**TEXTE DE LECTURE:**
La Thaïlande franchit une nouvelle étape dans sa politique vis-à-vis du cannabis. Après avoir été le premier pays d’Asie du Sud-Est à dépénaliser la plante en 2018, les autorités préparent désormais un cadre réglementaire plus restrictif, quatre années après cette décision pionnière.
Le changement de cap reflète les tensions croissantes entre les ambitions commerciales autour du cannabis thérapeutique et les préoccupations sanitaires et sociales. Le gouvernement entend clarifier les distinctions entre usage médical autorisé, recherche scientifique et consommation récréative, une ligne de démarcation qui reste floue dans la législation actuelle.
Les autorités thaielandaises travaillent sur plusieurs mesures : renforcement des conditions d’accès pour les patients, encadrement stricter des producteurs et des distributeurs agréés, et limitation de la vente en ligne qui s’est développée sans véritable contrôle. L’objectif affirmé est de professionnaliser le secteur médical tout en freinant la banalisation récréative.
Pour les résidents étrangers en Thaïlande, cette évolution mérite une attention particulière. Bien que la dépénalisation ait créé une certaine permissivité, les ressortissants étrangers ne jouissent pas des mêmes protections légales que les citoyens thaïlandais en cas de problème. Les autorités appliquent traditionnellement une politique stricte envers les étrangers soupçonnés de trafic ou de possession sans motif médical clairement justifié.

**CONTENU DES DONNÉES:**

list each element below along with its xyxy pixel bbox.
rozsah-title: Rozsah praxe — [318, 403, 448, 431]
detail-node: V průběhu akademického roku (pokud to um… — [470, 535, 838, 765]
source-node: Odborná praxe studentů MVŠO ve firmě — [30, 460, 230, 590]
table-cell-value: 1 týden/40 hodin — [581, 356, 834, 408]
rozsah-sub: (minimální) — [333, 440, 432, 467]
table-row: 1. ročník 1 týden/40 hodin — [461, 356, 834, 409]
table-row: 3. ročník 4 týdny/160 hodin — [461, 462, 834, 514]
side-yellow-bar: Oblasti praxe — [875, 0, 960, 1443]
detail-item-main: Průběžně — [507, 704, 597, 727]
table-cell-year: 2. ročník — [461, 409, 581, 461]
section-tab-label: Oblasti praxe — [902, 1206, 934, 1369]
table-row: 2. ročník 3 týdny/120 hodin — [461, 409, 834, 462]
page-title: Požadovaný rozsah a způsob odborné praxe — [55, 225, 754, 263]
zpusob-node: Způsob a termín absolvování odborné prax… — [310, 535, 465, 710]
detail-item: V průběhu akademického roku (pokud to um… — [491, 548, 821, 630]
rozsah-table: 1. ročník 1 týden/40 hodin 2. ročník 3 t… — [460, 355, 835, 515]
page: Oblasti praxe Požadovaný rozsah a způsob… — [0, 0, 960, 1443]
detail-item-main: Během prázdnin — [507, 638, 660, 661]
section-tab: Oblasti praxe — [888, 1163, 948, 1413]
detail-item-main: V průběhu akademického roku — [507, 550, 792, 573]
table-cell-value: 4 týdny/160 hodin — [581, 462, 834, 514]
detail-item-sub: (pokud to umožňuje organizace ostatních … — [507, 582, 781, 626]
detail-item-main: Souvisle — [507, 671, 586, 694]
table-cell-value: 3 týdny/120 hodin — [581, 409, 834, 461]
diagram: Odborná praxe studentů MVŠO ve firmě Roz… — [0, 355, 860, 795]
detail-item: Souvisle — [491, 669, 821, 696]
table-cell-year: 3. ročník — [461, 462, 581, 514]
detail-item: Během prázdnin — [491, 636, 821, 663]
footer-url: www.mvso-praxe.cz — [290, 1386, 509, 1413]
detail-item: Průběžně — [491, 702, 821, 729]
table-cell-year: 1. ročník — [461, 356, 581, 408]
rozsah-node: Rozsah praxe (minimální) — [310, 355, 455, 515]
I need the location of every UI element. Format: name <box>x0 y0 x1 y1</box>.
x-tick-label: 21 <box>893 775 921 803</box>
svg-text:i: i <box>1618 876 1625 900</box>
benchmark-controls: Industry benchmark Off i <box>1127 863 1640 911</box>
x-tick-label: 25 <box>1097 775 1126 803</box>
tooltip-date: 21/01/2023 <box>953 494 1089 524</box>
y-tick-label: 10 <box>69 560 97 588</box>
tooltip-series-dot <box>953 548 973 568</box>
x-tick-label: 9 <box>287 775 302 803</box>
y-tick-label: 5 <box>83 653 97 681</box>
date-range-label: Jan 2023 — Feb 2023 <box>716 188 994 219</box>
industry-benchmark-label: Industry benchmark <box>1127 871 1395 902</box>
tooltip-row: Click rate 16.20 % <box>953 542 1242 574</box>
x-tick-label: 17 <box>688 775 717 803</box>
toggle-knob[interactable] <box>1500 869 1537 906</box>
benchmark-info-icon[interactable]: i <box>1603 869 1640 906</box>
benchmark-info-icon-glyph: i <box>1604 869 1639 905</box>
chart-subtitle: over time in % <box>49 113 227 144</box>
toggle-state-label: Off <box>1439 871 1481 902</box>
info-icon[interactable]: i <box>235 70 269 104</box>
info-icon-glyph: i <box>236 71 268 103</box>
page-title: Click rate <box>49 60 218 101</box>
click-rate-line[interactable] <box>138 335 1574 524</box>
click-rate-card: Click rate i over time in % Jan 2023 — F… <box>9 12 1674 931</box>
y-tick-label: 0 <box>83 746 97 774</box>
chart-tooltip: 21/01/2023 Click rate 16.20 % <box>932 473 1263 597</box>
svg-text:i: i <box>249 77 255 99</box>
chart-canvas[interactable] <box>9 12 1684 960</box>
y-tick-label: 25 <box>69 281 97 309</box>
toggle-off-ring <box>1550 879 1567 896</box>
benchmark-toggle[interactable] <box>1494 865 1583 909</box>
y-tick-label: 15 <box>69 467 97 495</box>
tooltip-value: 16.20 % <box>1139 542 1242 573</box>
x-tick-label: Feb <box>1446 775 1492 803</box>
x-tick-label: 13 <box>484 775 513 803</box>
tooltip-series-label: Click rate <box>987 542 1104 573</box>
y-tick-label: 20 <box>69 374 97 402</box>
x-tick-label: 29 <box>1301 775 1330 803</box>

**TÂCHE:** Veuillez indiquer, d'après le texte sur le cannabis en Thaïlande, l'objectif affirmé des mesures préparées par les autorités.

**CORRIGÉ:** Professionnaliser le secteur médical tout en freinant la banalisation récréative.